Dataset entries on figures
start
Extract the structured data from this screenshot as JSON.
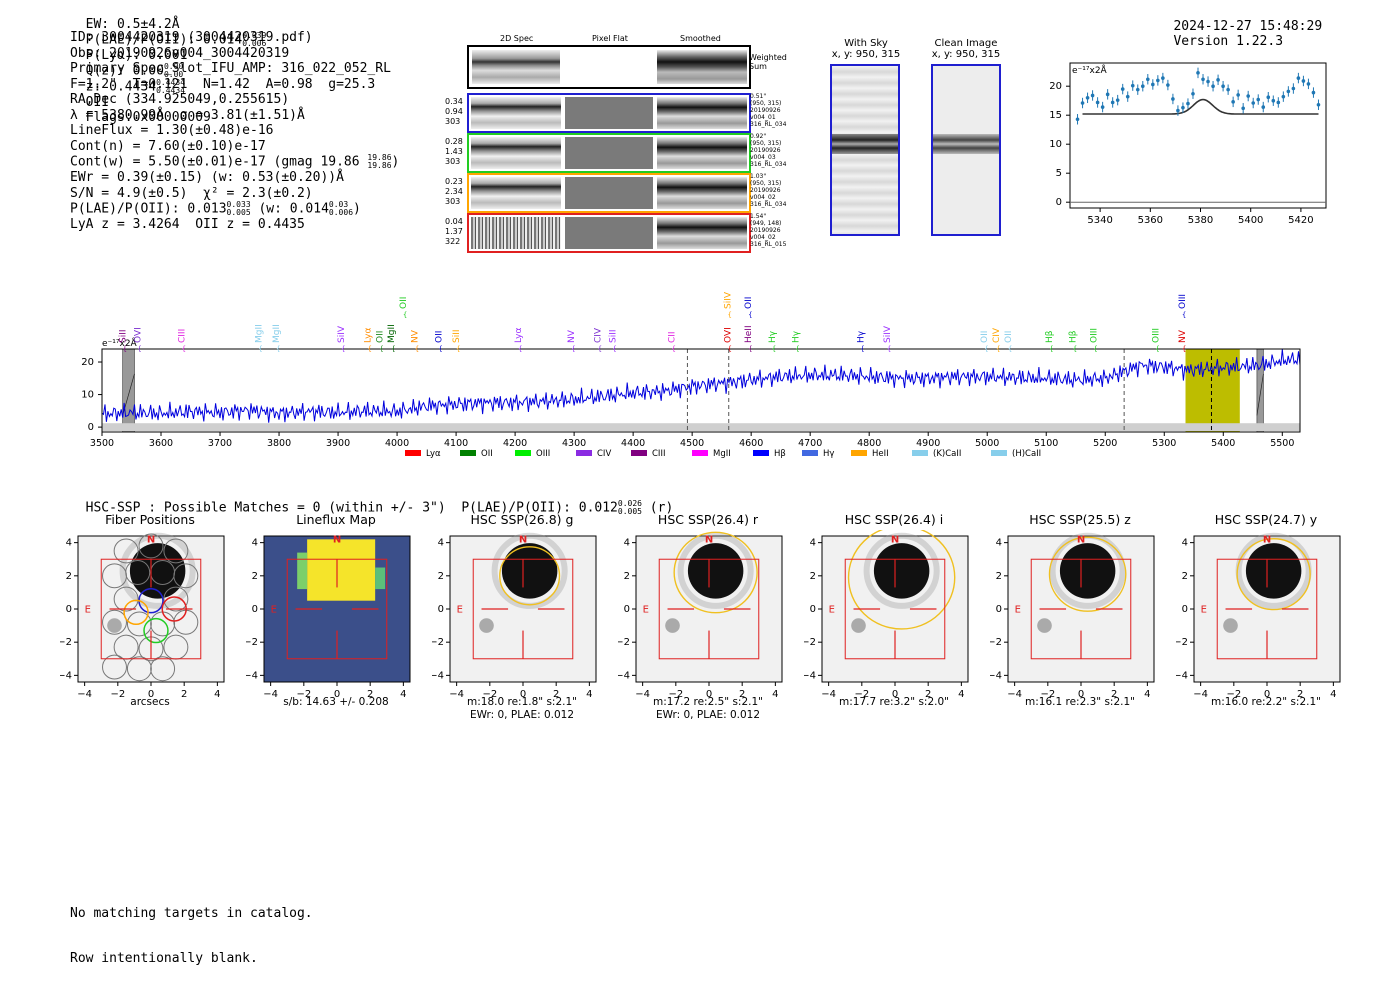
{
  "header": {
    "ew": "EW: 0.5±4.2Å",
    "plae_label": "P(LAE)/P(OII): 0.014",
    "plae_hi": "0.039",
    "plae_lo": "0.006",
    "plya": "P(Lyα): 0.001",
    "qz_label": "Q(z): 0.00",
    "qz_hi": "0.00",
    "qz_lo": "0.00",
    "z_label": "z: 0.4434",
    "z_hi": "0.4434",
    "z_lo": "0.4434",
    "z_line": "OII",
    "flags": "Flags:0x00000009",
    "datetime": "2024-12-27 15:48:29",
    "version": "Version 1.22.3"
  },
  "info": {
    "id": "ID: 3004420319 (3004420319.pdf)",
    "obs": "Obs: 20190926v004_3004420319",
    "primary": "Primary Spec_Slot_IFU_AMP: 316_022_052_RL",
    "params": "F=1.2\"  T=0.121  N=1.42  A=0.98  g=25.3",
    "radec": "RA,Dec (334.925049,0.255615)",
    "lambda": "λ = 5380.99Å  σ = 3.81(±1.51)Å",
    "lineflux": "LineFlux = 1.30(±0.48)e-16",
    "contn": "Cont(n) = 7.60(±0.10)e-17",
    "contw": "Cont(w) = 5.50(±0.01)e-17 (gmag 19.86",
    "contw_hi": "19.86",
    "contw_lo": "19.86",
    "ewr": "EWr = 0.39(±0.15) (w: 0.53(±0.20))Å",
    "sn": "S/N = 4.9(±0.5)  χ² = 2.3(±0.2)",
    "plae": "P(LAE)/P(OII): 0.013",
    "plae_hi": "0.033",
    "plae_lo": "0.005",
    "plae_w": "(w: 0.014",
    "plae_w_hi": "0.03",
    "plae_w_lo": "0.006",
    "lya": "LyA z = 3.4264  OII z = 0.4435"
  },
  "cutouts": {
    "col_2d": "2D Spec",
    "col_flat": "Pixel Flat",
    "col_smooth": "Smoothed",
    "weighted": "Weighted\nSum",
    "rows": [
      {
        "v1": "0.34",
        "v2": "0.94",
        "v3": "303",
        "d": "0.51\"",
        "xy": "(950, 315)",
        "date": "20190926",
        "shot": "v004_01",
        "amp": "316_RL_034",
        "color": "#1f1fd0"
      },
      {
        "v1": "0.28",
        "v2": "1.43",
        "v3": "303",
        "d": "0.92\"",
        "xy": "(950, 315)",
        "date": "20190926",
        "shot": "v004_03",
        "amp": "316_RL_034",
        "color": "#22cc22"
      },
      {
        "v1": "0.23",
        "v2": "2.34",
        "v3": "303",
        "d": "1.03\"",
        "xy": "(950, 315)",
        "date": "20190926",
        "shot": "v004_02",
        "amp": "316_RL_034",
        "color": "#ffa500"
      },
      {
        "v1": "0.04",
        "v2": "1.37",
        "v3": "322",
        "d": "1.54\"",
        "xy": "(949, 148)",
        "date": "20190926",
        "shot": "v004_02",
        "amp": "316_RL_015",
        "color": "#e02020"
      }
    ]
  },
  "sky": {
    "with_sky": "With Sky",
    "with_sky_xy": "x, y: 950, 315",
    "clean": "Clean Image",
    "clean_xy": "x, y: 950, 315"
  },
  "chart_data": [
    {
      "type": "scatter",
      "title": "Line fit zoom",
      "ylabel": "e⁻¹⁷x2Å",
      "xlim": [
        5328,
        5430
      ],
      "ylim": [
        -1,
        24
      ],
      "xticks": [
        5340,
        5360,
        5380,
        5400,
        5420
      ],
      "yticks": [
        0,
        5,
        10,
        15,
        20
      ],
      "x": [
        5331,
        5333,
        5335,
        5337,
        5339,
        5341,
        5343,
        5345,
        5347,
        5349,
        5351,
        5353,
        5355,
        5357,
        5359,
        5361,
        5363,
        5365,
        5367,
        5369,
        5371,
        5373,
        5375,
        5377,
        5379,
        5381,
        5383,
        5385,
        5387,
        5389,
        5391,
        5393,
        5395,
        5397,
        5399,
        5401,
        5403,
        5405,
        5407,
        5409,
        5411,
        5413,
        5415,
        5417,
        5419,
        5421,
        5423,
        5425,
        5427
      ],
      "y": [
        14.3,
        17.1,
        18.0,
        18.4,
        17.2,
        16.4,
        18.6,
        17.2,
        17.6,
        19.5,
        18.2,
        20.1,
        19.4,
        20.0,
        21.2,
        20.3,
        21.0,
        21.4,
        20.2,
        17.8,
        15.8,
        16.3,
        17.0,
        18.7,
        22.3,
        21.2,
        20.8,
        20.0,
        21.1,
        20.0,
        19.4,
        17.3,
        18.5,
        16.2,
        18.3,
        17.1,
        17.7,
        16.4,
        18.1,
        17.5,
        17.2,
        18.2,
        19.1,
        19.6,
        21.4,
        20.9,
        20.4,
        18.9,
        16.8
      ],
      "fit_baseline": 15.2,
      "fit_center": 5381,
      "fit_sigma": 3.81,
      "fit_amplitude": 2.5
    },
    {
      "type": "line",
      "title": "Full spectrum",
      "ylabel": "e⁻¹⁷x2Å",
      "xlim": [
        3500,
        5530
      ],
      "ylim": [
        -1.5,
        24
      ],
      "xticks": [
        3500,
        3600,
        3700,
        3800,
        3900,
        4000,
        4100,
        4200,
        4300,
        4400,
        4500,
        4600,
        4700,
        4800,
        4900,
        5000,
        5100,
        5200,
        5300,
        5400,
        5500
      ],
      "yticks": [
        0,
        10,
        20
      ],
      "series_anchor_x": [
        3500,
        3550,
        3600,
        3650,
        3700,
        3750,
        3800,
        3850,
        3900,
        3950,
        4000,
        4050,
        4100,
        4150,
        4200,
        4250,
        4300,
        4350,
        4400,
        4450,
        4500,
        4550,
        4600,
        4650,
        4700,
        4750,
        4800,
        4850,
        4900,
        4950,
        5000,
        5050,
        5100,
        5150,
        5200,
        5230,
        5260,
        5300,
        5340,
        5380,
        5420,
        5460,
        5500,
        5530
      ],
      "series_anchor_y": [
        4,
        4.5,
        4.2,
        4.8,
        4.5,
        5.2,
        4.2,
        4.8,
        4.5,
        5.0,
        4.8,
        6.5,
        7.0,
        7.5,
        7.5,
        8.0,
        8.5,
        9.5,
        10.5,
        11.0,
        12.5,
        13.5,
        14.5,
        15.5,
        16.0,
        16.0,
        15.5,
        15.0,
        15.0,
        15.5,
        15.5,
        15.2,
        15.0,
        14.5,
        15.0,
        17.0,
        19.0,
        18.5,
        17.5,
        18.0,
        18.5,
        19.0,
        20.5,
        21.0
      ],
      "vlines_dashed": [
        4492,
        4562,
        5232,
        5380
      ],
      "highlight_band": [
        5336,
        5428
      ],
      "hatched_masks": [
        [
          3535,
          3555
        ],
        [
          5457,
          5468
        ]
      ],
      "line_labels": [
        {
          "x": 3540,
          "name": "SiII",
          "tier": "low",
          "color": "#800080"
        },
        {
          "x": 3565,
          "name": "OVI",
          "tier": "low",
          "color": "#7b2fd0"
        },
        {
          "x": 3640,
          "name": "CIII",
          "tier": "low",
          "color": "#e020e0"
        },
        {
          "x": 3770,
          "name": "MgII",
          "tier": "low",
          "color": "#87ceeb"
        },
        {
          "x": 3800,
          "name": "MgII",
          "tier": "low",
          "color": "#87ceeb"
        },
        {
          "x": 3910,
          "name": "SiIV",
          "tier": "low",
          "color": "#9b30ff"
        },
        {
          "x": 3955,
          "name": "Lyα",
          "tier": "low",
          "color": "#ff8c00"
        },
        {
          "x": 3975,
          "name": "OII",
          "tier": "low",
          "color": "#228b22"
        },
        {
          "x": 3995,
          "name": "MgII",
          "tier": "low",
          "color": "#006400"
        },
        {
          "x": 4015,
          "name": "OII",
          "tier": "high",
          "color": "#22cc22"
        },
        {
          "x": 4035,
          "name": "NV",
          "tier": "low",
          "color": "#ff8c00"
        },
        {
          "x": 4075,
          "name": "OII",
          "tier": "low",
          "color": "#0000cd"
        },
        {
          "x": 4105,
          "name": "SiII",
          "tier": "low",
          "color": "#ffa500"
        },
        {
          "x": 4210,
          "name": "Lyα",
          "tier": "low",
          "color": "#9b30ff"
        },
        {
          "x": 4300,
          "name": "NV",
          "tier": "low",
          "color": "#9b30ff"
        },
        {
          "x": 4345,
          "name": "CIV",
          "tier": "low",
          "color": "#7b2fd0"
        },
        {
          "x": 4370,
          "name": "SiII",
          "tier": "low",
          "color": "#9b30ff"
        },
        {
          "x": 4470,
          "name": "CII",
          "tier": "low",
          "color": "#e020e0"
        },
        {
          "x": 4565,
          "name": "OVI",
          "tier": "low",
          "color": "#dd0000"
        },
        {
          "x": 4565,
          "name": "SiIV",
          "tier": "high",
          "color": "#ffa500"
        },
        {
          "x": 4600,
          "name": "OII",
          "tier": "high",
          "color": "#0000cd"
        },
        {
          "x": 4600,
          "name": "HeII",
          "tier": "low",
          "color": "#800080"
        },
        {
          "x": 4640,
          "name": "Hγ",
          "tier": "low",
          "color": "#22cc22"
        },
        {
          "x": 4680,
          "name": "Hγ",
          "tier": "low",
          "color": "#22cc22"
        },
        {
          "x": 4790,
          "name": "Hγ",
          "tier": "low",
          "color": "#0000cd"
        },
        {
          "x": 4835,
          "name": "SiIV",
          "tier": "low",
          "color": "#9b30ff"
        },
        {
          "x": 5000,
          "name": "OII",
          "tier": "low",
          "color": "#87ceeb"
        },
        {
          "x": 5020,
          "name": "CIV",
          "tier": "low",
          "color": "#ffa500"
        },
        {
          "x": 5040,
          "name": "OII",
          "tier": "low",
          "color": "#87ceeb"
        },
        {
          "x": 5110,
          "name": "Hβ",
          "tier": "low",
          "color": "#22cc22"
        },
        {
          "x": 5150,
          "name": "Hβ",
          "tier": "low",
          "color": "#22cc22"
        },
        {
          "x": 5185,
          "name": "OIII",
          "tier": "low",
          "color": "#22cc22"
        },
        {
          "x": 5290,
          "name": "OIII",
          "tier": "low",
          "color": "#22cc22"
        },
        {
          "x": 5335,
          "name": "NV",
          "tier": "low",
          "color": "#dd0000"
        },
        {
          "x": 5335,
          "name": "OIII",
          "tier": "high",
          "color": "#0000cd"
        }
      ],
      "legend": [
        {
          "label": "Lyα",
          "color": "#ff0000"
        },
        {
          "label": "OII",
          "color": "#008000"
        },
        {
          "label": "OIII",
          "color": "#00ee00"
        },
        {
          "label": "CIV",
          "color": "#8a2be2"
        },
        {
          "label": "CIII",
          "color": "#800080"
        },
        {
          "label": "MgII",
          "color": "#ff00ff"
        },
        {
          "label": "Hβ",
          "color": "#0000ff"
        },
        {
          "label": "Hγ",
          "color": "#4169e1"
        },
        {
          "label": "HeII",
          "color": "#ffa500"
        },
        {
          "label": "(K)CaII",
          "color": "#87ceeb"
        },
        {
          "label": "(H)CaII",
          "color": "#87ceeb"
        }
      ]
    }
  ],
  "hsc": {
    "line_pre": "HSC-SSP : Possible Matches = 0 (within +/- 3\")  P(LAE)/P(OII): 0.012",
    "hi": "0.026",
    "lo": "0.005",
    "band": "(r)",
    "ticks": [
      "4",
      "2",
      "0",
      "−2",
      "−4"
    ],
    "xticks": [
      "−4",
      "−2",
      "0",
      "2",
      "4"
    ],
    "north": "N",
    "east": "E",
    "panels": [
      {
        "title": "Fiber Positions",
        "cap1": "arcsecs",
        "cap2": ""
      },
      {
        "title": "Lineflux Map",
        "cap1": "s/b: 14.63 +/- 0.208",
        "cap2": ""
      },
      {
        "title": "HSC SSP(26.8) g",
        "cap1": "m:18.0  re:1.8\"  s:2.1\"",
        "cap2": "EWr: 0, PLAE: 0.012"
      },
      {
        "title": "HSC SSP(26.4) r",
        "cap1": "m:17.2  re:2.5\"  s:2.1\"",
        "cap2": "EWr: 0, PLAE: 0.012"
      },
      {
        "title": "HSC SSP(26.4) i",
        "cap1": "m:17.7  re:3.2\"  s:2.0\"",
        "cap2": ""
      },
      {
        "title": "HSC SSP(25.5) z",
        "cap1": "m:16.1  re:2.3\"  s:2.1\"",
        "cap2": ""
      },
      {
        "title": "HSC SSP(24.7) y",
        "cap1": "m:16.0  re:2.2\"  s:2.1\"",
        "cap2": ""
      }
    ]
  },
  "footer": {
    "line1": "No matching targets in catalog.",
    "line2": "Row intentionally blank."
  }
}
end
STATED TASK: Some lines of the records may hold the word "title". How many do? Answer with a number and nothing else.

TASK ANSWER: 9